• [PROBLEM TO WORK ON]
Answer with a number only: how many lines of the data contain "title"?

A block of data:

>> Start

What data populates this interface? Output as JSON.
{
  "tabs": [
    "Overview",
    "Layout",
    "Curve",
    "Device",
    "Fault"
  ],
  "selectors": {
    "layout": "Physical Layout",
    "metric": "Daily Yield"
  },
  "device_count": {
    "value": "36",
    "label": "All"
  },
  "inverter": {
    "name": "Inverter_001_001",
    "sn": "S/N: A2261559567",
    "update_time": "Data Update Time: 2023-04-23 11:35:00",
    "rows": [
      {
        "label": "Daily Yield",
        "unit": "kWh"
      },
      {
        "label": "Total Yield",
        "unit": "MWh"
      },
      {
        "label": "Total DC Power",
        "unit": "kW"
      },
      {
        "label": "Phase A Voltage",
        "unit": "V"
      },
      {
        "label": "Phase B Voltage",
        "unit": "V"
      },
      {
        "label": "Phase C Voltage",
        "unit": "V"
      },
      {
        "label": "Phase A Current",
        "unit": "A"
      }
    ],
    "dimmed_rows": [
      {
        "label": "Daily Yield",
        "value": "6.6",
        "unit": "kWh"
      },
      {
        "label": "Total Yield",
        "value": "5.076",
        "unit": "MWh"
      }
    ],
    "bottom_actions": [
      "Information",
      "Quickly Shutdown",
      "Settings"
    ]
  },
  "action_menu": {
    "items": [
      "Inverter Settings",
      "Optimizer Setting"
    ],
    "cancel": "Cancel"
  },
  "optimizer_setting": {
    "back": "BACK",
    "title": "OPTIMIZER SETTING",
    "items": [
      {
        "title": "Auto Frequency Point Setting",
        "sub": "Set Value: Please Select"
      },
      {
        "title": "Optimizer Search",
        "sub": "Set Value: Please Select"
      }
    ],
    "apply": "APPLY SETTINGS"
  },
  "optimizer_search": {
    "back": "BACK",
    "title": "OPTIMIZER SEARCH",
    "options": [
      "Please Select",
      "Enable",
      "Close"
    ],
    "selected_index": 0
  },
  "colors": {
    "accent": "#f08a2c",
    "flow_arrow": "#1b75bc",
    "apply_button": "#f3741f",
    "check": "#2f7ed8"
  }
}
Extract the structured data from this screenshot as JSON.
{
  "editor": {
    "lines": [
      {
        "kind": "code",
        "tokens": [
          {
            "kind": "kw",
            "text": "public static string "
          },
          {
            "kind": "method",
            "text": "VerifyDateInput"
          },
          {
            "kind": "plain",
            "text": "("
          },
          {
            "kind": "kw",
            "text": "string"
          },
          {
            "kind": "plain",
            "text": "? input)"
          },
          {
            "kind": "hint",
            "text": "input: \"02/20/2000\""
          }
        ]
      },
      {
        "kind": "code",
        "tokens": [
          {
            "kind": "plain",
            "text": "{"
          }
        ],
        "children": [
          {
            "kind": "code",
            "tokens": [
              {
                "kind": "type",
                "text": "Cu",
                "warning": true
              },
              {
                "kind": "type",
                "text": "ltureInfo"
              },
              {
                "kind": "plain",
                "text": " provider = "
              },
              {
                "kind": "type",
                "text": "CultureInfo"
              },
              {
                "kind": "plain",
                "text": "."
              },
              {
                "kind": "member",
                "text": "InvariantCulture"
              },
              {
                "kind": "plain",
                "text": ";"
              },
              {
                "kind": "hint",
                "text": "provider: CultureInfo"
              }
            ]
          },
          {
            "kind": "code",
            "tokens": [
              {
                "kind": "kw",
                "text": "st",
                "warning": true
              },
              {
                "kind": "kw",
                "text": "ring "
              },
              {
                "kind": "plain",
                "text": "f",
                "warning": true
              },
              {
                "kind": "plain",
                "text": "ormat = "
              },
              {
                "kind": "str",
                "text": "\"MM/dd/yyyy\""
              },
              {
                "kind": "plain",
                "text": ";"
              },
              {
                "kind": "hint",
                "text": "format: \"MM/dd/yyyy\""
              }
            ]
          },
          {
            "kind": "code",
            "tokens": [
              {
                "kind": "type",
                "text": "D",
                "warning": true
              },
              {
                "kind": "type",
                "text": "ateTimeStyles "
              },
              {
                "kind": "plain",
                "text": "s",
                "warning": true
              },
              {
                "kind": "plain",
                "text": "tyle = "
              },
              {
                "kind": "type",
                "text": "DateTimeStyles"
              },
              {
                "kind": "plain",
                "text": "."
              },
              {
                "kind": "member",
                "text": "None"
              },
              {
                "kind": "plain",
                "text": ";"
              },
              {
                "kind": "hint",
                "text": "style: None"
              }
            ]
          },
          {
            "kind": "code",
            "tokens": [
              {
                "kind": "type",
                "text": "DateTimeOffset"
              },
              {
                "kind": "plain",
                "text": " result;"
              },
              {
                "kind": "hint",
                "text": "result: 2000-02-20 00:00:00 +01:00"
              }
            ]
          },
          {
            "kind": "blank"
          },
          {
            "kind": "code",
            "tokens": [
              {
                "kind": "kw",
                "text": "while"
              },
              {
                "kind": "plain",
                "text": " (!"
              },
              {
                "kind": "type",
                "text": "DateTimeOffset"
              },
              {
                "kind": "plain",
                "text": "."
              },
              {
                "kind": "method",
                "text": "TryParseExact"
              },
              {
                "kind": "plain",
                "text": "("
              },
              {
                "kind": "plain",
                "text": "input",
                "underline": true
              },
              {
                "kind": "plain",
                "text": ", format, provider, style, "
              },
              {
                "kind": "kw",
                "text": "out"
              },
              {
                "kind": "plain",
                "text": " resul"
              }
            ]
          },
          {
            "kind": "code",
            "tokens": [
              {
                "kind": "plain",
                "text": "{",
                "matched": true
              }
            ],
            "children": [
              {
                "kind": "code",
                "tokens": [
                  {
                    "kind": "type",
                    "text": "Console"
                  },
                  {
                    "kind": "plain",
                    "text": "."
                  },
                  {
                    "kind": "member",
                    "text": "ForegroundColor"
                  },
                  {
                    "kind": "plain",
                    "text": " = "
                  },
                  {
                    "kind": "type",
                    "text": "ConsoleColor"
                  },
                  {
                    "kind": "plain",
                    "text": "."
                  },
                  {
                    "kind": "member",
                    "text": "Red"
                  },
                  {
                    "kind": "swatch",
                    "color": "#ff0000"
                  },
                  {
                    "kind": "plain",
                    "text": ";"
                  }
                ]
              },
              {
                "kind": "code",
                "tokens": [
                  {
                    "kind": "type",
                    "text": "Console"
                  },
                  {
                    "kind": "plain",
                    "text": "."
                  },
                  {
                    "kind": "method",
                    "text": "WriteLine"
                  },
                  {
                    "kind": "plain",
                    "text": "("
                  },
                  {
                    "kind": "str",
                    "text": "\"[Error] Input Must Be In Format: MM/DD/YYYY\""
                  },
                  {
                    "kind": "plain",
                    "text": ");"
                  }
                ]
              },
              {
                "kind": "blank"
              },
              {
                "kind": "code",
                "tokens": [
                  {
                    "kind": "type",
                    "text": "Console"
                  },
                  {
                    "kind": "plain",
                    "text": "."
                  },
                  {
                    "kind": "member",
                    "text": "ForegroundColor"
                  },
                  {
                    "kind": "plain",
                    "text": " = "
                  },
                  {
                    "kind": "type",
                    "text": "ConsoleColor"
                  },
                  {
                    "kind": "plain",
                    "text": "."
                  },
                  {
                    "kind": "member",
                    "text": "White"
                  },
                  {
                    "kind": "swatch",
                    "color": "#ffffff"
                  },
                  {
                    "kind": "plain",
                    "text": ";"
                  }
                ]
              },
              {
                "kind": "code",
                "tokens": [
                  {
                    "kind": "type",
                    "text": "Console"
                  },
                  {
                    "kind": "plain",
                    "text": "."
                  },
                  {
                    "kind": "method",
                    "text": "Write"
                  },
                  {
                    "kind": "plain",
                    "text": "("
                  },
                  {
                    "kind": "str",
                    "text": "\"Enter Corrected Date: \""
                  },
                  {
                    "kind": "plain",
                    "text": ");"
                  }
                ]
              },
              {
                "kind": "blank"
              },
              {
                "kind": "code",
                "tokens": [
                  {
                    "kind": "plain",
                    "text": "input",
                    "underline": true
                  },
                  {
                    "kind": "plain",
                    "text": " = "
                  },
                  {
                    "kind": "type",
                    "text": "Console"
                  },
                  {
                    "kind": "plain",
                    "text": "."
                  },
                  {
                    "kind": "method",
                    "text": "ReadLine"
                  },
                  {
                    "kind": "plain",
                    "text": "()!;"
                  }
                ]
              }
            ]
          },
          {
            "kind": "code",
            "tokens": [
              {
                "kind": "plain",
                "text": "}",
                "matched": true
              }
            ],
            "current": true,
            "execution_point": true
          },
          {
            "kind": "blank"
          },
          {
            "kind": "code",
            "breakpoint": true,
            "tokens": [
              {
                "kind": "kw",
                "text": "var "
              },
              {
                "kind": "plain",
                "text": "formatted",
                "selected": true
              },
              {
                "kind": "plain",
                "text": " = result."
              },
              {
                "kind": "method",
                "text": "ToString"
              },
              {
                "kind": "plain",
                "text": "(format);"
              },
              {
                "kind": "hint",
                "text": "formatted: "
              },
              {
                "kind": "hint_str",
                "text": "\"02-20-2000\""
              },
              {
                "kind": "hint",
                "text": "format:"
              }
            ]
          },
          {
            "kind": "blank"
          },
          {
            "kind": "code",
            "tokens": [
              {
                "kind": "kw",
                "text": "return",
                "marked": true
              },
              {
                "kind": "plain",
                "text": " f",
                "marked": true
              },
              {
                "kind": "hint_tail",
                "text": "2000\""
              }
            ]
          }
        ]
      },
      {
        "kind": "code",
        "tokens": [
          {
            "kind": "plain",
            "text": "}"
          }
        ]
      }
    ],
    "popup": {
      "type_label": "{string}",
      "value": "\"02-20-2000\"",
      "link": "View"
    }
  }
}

>> End

• [RESPONSE]
4